▶ Article
▬▬▬

Question

$2\tan^{- 1}x + \sin^{- 1}\frac{2x}{1 + x^{2}}$ is independent of x , then

• A. $x \in \lbrack 1, + \infty)$
• B. $x \in \lbrack - 1,1\rbrack$
• C. $x \in ( - \infty, - 1$]
• D. None of these

Answer 1

Answer: (A)

$x \in \lbrack 1, + \infty)$

Answer 2

Let $x = \tan\theta$. Then

$\sin^{- 1}\frac{2x}{1 + x^{2}} = \sin^{- 1}\frac{2\tan\theta}{1 + \tan^{2}\theta} = \sin^{- 1}(\sin 2\theta)$

$\therefore 2\tan^{- 1}x + \sin^{- 1}\frac{2x}{1 + x^{2}} = 2\theta + \sin^{- 1}(\sin 2\theta)$ If $- \frac{\pi}{2} \leq 2\theta \leq \frac{\pi}{2},2\tan^{- 1}x + \sin^{- 1}\frac{2x}{1 + x^{2}}$

= $2\theta + 2\theta = 4\tan^{- 1}x \neq$independent of x.

If $- \frac{\pi}{2} \leq \pi - 2\theta \leq \frac{\pi}{2},2\tan^{- 1}x + \sin^{- 1}\frac{2x}{1 + x^{2}}$

= $2\theta + \sin^{- 1}\lbrack\sin(\pi - 2\theta)\rbrack = 2\theta + \pi - 2\theta$= $\pi$ = independent of x.

▬▬▬

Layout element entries
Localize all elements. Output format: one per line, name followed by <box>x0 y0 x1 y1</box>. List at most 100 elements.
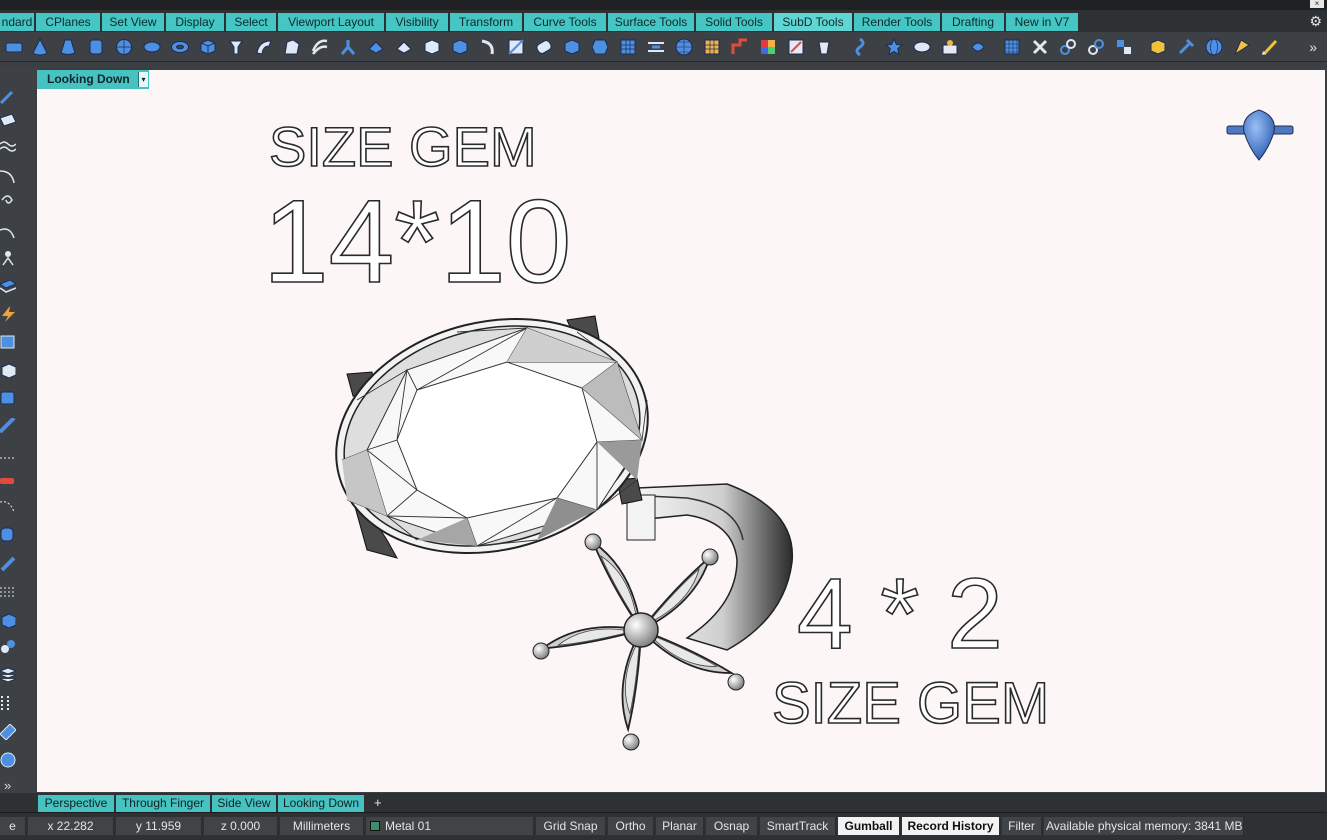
ortho-toggle[interactable]: Ortho <box>608 817 654 835</box>
dropdown-arrow-icon[interactable]: ▾ <box>138 72 148 87</box>
color-grid-icon[interactable] <box>758 37 778 57</box>
solid-icon[interactable] <box>0 362 16 378</box>
fill-icon[interactable] <box>422 37 442 57</box>
mesh-grid-icon[interactable] <box>702 37 722 57</box>
sweep-icon[interactable] <box>254 37 274 57</box>
array-icon[interactable] <box>0 584 16 600</box>
subd-ellipsoid-icon[interactable] <box>142 37 162 57</box>
prong-icon[interactable] <box>968 37 988 57</box>
gem-cut-icon[interactable] <box>912 37 932 57</box>
tab-viewport-layout[interactable]: Viewport Layout <box>278 13 384 31</box>
extrude-icon[interactable] <box>0 278 16 294</box>
star-icon[interactable] <box>884 37 904 57</box>
osnap-toggle[interactable]: Osnap <box>706 817 758 835</box>
balls-icon[interactable] <box>0 638 16 654</box>
record-history-toggle[interactable]: Record History <box>902 817 1000 835</box>
figure-icon[interactable] <box>0 250 16 266</box>
tab-cplanes[interactable]: CPlanes <box>36 13 100 31</box>
subd-cylinder-icon[interactable] <box>86 37 106 57</box>
subd-box-icon[interactable] <box>4 37 24 57</box>
tab-solid-tools[interactable]: Solid Tools <box>696 13 772 31</box>
cylinder-icon[interactable] <box>0 526 16 542</box>
dotted-arc-icon[interactable] <box>0 498 16 514</box>
bucket-icon[interactable] <box>814 37 834 57</box>
to-nurbs-icon[interactable] <box>730 37 750 57</box>
group-icon[interactable] <box>1114 37 1134 57</box>
bridge-icon[interactable] <box>478 37 498 57</box>
smarttrack-toggle[interactable]: SmartTrack <box>760 817 836 835</box>
tab-select[interactable]: Select <box>226 13 276 31</box>
thicken-icon[interactable] <box>562 37 582 57</box>
mesh-icon[interactable] <box>0 418 16 434</box>
stitch-icon[interactable] <box>590 37 610 57</box>
chevron-right-icon[interactable]: » <box>4 778 11 793</box>
pencil-icon[interactable] <box>0 88 16 104</box>
tag-icon[interactable] <box>0 724 16 740</box>
spiral-icon[interactable] <box>0 192 16 208</box>
layers-icon[interactable] <box>0 666 16 682</box>
subd-sphere-icon[interactable] <box>114 37 134 57</box>
globe-icon[interactable] <box>1204 37 1224 57</box>
offset-icon[interactable] <box>534 37 554 57</box>
rail-sweep-icon[interactable] <box>310 37 330 57</box>
twist-icon[interactable] <box>850 37 870 57</box>
append-icon[interactable] <box>506 37 526 57</box>
wrench-icon[interactable] <box>1030 37 1050 57</box>
blue-box-icon[interactable] <box>0 390 16 406</box>
pipe-icon[interactable] <box>338 37 358 57</box>
tab-display[interactable]: Display <box>166 13 224 31</box>
tab-surface-tools[interactable]: Surface Tools <box>608 13 694 31</box>
chain-icon[interactable] <box>1086 37 1106 57</box>
lightning-icon[interactable] <box>0 306 16 322</box>
box-icon[interactable] <box>0 334 16 350</box>
remove-crease-icon[interactable] <box>394 37 414 57</box>
tab-set-view[interactable]: Set View <box>102 13 164 31</box>
plane-icon[interactable] <box>0 112 16 128</box>
current-layer[interactable]: Metal 01 <box>366 817 534 835</box>
tab-standard[interactable]: ndard <box>0 13 34 31</box>
viewport-title[interactable]: Looking Down <box>37 70 149 89</box>
mesh-sphere-icon[interactable] <box>674 37 694 57</box>
curve-arc-icon[interactable] <box>0 224 16 240</box>
tab-drafting[interactable]: Drafting <box>942 13 1004 31</box>
flag-icon[interactable] <box>1232 37 1252 57</box>
arc-icon[interactable] <box>0 168 16 184</box>
gumball-toggle[interactable]: Gumball <box>838 817 900 835</box>
gear-icon[interactable]: ⚙ <box>1309 14 1322 28</box>
globe-left-icon[interactable] <box>0 752 16 768</box>
extrude-face-icon[interactable] <box>226 37 246 57</box>
place-gem-icon[interactable] <box>940 37 960 57</box>
cube-icon[interactable] <box>0 612 16 628</box>
tab-perspective[interactable]: Perspective <box>38 795 114 812</box>
subd-torus-icon[interactable] <box>170 37 190 57</box>
subd-solid-icon[interactable] <box>450 37 470 57</box>
chevron-right-icon[interactable]: » <box>1309 37 1317 57</box>
tab-transform[interactable]: Transform <box>450 13 522 31</box>
subd-cone-icon[interactable] <box>30 37 50 57</box>
tab-visibility[interactable]: Visibility <box>386 13 448 31</box>
crease-icon[interactable] <box>366 37 386 57</box>
link-icon[interactable] <box>1058 37 1078 57</box>
tab-new-in-v7[interactable]: New in V7 <box>1006 13 1078 31</box>
subd-cube-mesh-icon[interactable] <box>198 37 218 57</box>
yellow-box-icon[interactable] <box>1148 37 1168 57</box>
tab-curve-tools[interactable]: Curve Tools <box>524 13 606 31</box>
plus-icon[interactable]: + <box>374 794 382 811</box>
car-icon[interactable] <box>0 472 16 488</box>
quad-remesh-icon[interactable] <box>618 37 638 57</box>
tab-render-tools[interactable]: Render Tools <box>854 13 940 31</box>
tab-side-view[interactable]: Side View <box>212 795 276 812</box>
view-gizmo-icon[interactable] <box>1226 109 1294 161</box>
tab-through-finger[interactable]: Through Finger <box>116 795 210 812</box>
merge-faces-icon[interactable] <box>646 37 666 57</box>
filter-toggle[interactable]: Filter <box>1002 817 1042 835</box>
units-display[interactable]: Millimeters <box>280 817 364 835</box>
dots-grid-icon[interactable] <box>0 696 16 712</box>
planar-toggle[interactable]: Planar <box>656 817 704 835</box>
tools-icon[interactable] <box>786 37 806 57</box>
dotted-line-icon[interactable] <box>0 450 16 466</box>
grid-editor-icon[interactable] <box>1002 37 1022 57</box>
brush-icon[interactable] <box>1260 37 1280 57</box>
subd-truncated-cone-icon[interactable] <box>58 37 78 57</box>
close-icon[interactable]: × <box>1310 0 1324 8</box>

▬▬▬

▶ To be done
Answer these about the inverse tangent thread:
1. Which option does the first answer pick?
2. What substitution for x does the second answer begin with?
3. According to the second answer, what does the expression equal when −π/2 ≤ π − 2θ ≤ π/2?

▶ The solution
1. Option (A), x ∈ [1, +∞)
2. x = tan θ
3. π